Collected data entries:
++++++

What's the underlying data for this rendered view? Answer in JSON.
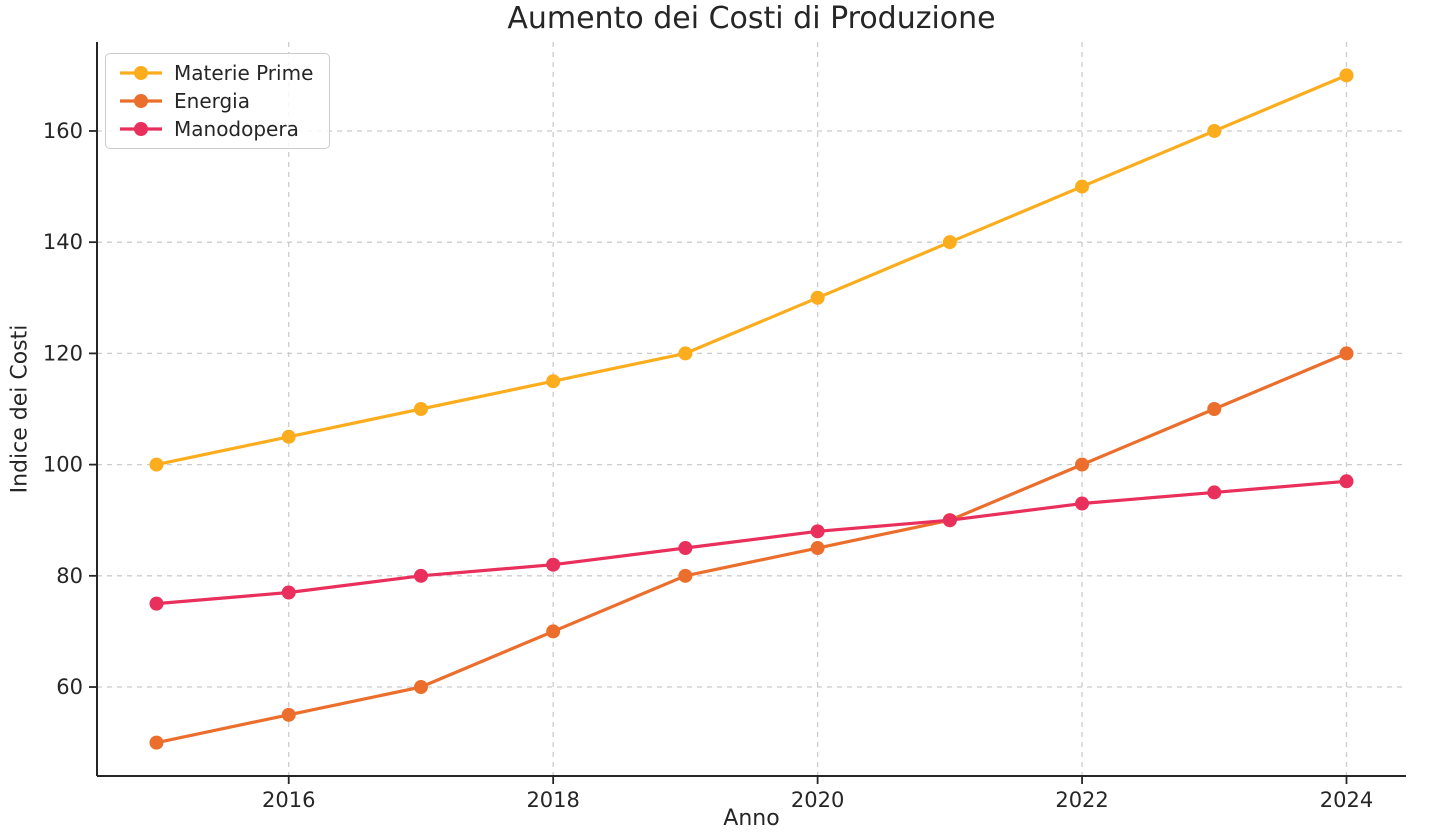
{
  "chart_data": {
    "type": "line",
    "title": "Aumento dei Costi di Produzione",
    "xlabel": "Anno",
    "ylabel": "Indice dei Costi",
    "x": [
      2015,
      2016,
      2017,
      2018,
      2019,
      2020,
      2021,
      2022,
      2023,
      2024
    ],
    "series": [
      {
        "name": "Materie Prime",
        "color": "#FBAD1E",
        "values": [
          100,
          105,
          110,
          115,
          120,
          130,
          140,
          150,
          160,
          170
        ]
      },
      {
        "name": "Energia",
        "color": "#EB6E2C",
        "values": [
          50,
          55,
          60,
          70,
          80,
          85,
          90,
          100,
          110,
          120
        ]
      },
      {
        "name": "Manodopera",
        "color": "#E92F5C",
        "values": [
          75,
          77,
          80,
          82,
          85,
          88,
          90,
          93,
          95,
          97
        ]
      }
    ],
    "xticks": [
      2016,
      2018,
      2020,
      2022,
      2024
    ],
    "yticks": [
      60,
      80,
      100,
      120,
      140,
      160
    ],
    "xlim": [
      2014.55,
      2024.45
    ],
    "ylim": [
      44,
      176
    ],
    "grid": true,
    "grid_style": "dashed",
    "legend_position": "upper left",
    "marker": "circle",
    "background_color": "#ffffff",
    "text_color": "#262626",
    "grid_color": "#cccccc",
    "spine_color": "#262626"
  }
}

++++++

Task statement: All of the entries above should be duplicated exactly, except for the pictures.

Exercise solution:
What's the underlying data for this rendered view? Answer in JSON.
{
  "chart_data": {
    "type": "line",
    "title": "Aumento dei Costi di Produzione",
    "xlabel": "Anno",
    "ylabel": "Indice dei Costi",
    "x": [
      2015,
      2016,
      2017,
      2018,
      2019,
      2020,
      2021,
      2022,
      2023,
      2024
    ],
    "series": [
      {
        "name": "Materie Prime",
        "color": "#FBAD1E",
        "values": [
          100,
          105,
          110,
          115,
          120,
          130,
          140,
          150,
          160,
          170
        ]
      },
      {
        "name": "Energia",
        "color": "#EB6E2C",
        "values": [
          50,
          55,
          60,
          70,
          80,
          85,
          90,
          100,
          110,
          120
        ]
      },
      {
        "name": "Manodopera",
        "color": "#E92F5C",
        "values": [
          75,
          77,
          80,
          82,
          85,
          88,
          90,
          93,
          95,
          97
        ]
      }
    ],
    "xticks": [
      2016,
      2018,
      2020,
      2022,
      2024
    ],
    "yticks": [
      60,
      80,
      100,
      120,
      140,
      160
    ],
    "xlim": [
      2014.55,
      2024.45
    ],
    "ylim": [
      44,
      176
    ],
    "grid": true,
    "grid_style": "dashed",
    "legend_position": "upper left",
    "marker": "circle",
    "background_color": "#ffffff",
    "text_color": "#262626",
    "grid_color": "#cccccc",
    "spine_color": "#262626"
  }
}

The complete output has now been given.